▶ TASK PROMPT
Each record below should be output verbatim, without pictures.
** Start SUPPLIED DATA **
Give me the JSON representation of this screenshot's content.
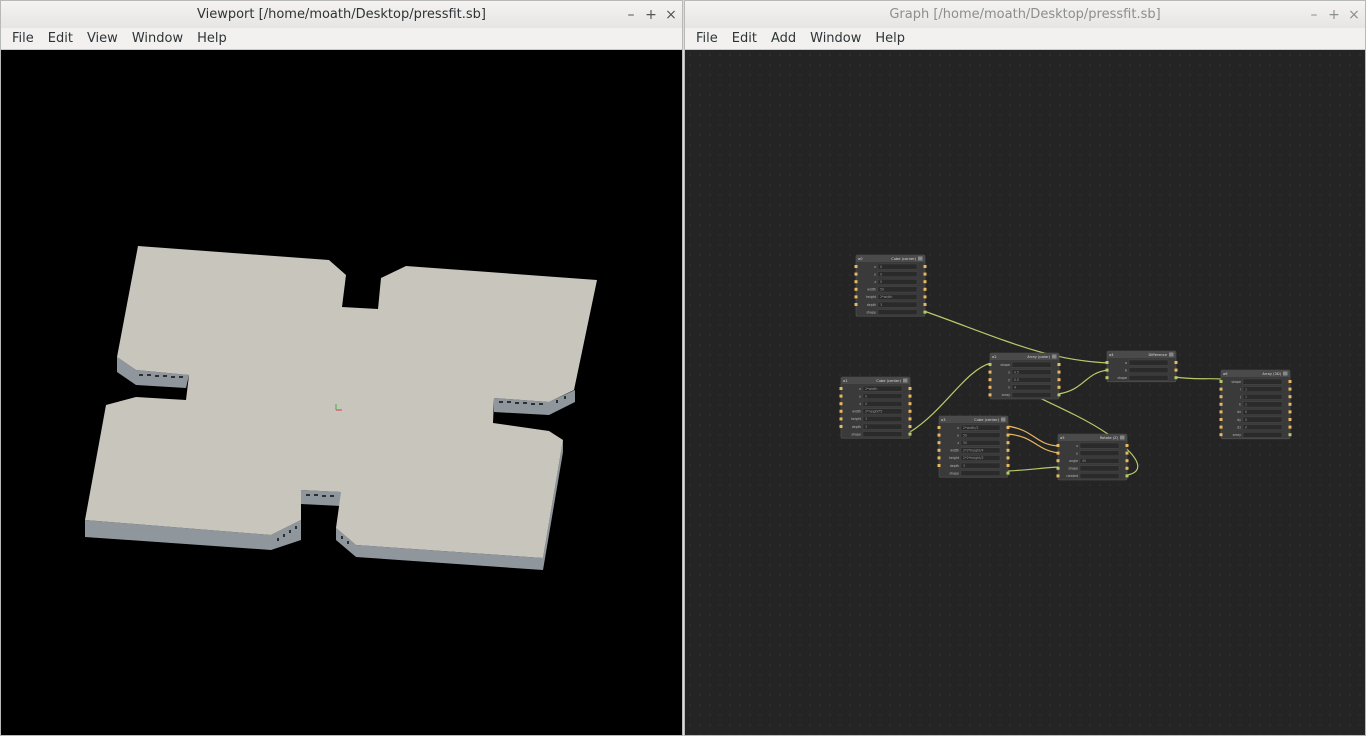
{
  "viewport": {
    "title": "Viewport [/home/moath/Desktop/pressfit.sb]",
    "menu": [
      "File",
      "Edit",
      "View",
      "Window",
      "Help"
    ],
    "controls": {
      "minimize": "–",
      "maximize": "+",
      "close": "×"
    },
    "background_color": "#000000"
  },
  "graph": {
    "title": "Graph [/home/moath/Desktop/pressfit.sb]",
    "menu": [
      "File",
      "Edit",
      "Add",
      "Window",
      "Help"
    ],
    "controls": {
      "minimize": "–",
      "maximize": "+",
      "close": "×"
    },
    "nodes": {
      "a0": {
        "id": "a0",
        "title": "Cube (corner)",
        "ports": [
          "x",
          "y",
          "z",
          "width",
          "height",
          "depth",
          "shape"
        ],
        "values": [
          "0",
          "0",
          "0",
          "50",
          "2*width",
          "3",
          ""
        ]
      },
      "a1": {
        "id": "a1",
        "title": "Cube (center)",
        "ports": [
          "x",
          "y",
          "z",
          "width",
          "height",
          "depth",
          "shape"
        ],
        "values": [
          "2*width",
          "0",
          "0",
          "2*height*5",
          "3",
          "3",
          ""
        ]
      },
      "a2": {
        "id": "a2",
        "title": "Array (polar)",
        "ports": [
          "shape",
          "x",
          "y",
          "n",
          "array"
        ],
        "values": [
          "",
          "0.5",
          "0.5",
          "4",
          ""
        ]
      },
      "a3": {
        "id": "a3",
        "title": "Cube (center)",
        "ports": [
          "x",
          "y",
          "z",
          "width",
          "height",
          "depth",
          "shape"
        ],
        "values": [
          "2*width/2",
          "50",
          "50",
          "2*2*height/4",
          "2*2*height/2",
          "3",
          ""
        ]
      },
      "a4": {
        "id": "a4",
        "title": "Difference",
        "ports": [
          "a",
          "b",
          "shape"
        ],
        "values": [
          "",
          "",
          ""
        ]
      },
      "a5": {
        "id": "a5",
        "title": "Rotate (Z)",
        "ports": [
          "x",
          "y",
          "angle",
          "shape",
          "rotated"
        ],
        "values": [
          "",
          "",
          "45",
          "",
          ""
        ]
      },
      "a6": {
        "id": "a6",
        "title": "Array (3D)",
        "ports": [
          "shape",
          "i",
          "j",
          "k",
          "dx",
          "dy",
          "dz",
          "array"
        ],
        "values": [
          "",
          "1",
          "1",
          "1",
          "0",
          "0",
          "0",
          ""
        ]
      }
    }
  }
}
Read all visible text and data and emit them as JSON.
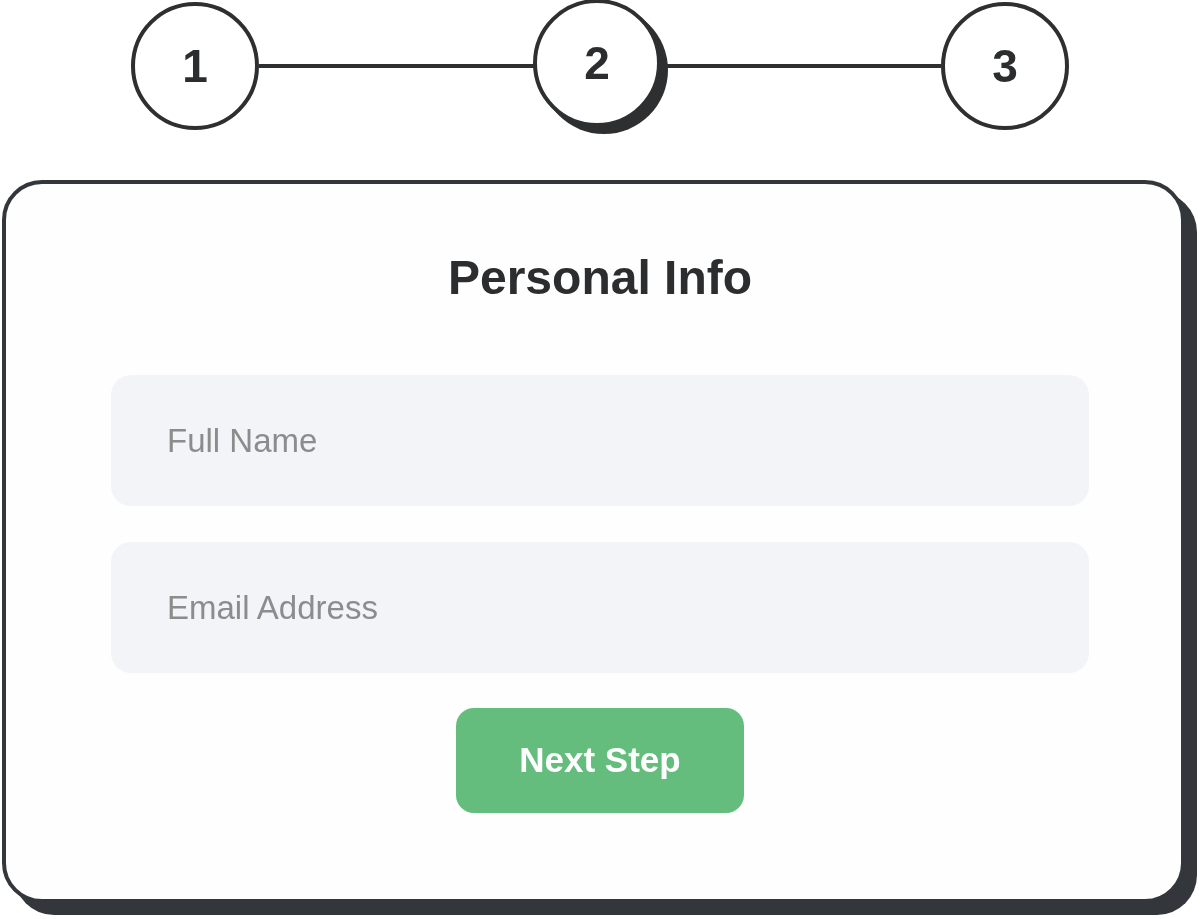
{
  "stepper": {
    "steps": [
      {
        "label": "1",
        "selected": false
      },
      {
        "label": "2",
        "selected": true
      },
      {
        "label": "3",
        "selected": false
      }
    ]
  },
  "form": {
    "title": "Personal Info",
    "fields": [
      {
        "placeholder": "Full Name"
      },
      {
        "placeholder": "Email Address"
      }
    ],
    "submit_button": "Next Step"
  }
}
** End SUPPLIED DATA **
▶ EXERCISE RESULT
Give me the JSON representation of this screenshot's content.
{
  "viewport": {
    "title": "Viewport [/home/moath/Desktop/pressfit.sb]",
    "menu": [
      "File",
      "Edit",
      "View",
      "Window",
      "Help"
    ],
    "controls": {
      "minimize": "–",
      "maximize": "+",
      "close": "×"
    },
    "background_color": "#000000"
  },
  "graph": {
    "title": "Graph [/home/moath/Desktop/pressfit.sb]",
    "menu": [
      "File",
      "Edit",
      "Add",
      "Window",
      "Help"
    ],
    "controls": {
      "minimize": "–",
      "maximize": "+",
      "close": "×"
    },
    "nodes": {
      "a0": {
        "id": "a0",
        "title": "Cube (corner)",
        "ports": [
          "x",
          "y",
          "z",
          "width",
          "height",
          "depth",
          "shape"
        ],
        "values": [
          "0",
          "0",
          "0",
          "50",
          "2*width",
          "3",
          ""
        ]
      },
      "a1": {
        "id": "a1",
        "title": "Cube (center)",
        "ports": [
          "x",
          "y",
          "z",
          "width",
          "height",
          "depth",
          "shape"
        ],
        "values": [
          "2*width",
          "0",
          "0",
          "2*height*5",
          "3",
          "3",
          ""
        ]
      },
      "a2": {
        "id": "a2",
        "title": "Array (polar)",
        "ports": [
          "shape",
          "x",
          "y",
          "n",
          "array"
        ],
        "values": [
          "",
          "0.5",
          "0.5",
          "4",
          ""
        ]
      },
      "a3": {
        "id": "a3",
        "title": "Cube (center)",
        "ports": [
          "x",
          "y",
          "z",
          "width",
          "height",
          "depth",
          "shape"
        ],
        "values": [
          "2*width/2",
          "50",
          "50",
          "2*2*height/4",
          "2*2*height/2",
          "3",
          ""
        ]
      },
      "a4": {
        "id": "a4",
        "title": "Difference",
        "ports": [
          "a",
          "b",
          "shape"
        ],
        "values": [
          "",
          "",
          ""
        ]
      },
      "a5": {
        "id": "a5",
        "title": "Rotate (Z)",
        "ports": [
          "x",
          "y",
          "angle",
          "shape",
          "rotated"
        ],
        "values": [
          "",
          "",
          "45",
          "",
          ""
        ]
      },
      "a6": {
        "id": "a6",
        "title": "Array (3D)",
        "ports": [
          "shape",
          "i",
          "j",
          "k",
          "dx",
          "dy",
          "dz",
          "array"
        ],
        "values": [
          "",
          "1",
          "1",
          "1",
          "0",
          "0",
          "0",
          ""
        ]
      }
    }
  }
}
Read all visible text and data and emit them as JSON.
{
  "stepper": {
    "steps": [
      {
        "label": "1",
        "selected": false
      },
      {
        "label": "2",
        "selected": true
      },
      {
        "label": "3",
        "selected": false
      }
    ]
  },
  "form": {
    "title": "Personal Info",
    "fields": [
      {
        "placeholder": "Full Name"
      },
      {
        "placeholder": "Email Address"
      }
    ],
    "submit_button": "Next Step"
  }
}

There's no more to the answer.